- [The request]
Count how many lines contain the word "models". Please give only the number.

[Begin Material supplied]

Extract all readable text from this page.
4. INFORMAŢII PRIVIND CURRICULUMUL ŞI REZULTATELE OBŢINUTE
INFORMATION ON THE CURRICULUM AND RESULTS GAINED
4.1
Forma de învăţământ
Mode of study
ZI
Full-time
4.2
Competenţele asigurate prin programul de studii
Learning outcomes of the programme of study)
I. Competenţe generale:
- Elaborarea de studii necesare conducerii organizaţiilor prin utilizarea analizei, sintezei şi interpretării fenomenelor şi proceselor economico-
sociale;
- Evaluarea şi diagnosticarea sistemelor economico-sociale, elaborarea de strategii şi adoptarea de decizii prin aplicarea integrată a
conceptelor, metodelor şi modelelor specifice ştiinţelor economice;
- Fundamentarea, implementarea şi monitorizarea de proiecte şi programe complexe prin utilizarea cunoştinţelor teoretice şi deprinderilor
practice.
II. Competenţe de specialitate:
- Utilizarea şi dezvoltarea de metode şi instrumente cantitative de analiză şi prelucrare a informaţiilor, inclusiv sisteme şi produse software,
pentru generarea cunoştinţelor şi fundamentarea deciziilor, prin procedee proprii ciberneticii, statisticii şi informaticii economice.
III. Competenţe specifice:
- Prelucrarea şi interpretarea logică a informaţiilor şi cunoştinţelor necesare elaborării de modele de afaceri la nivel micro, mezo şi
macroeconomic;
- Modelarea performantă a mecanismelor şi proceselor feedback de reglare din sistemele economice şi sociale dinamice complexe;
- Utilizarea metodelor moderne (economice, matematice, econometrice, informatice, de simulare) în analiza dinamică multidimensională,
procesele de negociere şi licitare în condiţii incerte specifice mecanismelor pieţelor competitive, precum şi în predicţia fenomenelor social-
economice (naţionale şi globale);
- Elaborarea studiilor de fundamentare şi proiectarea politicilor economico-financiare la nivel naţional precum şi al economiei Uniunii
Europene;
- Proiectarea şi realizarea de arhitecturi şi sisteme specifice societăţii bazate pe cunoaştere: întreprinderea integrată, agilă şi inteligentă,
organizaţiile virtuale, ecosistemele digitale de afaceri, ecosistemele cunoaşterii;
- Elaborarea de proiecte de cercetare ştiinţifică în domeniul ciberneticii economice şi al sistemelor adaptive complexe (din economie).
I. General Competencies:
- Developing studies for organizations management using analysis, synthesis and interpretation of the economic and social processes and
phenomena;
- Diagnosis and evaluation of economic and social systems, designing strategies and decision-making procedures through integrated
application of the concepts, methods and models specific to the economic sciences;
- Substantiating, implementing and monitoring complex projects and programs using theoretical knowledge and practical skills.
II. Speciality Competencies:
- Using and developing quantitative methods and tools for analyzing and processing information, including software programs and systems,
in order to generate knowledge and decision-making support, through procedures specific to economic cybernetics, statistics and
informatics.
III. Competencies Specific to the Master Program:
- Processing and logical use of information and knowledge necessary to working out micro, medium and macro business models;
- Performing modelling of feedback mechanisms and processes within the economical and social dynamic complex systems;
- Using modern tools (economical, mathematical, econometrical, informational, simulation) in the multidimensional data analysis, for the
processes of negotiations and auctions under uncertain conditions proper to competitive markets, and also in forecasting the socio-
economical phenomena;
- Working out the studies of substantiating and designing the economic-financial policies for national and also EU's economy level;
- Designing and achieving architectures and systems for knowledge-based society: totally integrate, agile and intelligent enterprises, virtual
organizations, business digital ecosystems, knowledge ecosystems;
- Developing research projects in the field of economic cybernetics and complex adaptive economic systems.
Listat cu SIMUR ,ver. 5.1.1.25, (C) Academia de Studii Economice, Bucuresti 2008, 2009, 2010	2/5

[End Material supplied]
[Begin Material supplied]

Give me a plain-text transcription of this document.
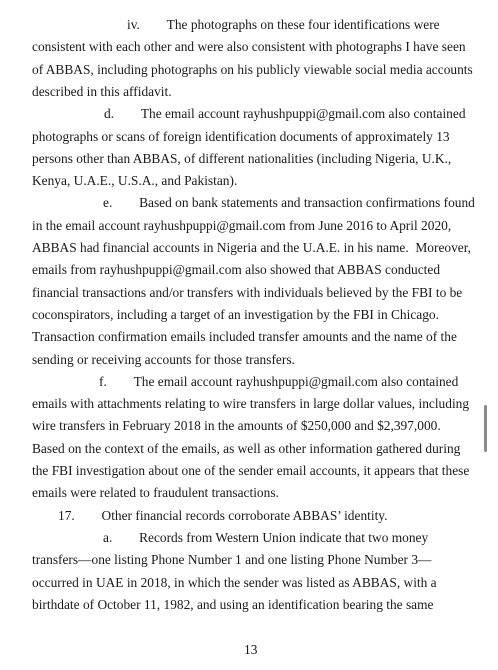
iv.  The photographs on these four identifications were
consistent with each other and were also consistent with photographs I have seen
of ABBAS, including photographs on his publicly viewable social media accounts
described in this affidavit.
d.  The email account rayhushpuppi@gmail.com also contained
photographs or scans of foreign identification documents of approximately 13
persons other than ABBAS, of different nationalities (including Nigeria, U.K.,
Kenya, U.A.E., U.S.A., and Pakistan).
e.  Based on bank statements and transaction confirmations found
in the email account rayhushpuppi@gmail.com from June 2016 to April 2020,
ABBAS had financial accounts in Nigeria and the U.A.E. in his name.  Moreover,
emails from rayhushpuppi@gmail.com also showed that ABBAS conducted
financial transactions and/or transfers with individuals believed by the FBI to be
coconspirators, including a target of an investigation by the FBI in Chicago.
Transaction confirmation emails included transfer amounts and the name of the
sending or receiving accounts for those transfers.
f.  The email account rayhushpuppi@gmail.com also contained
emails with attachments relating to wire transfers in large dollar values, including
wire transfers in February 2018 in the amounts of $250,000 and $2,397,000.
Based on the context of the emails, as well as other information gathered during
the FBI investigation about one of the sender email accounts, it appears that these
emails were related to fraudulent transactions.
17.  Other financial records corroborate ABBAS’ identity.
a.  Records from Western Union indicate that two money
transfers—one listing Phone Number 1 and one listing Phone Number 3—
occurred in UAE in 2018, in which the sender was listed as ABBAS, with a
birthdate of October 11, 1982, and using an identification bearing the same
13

[End Material supplied]

- [Written answer]
2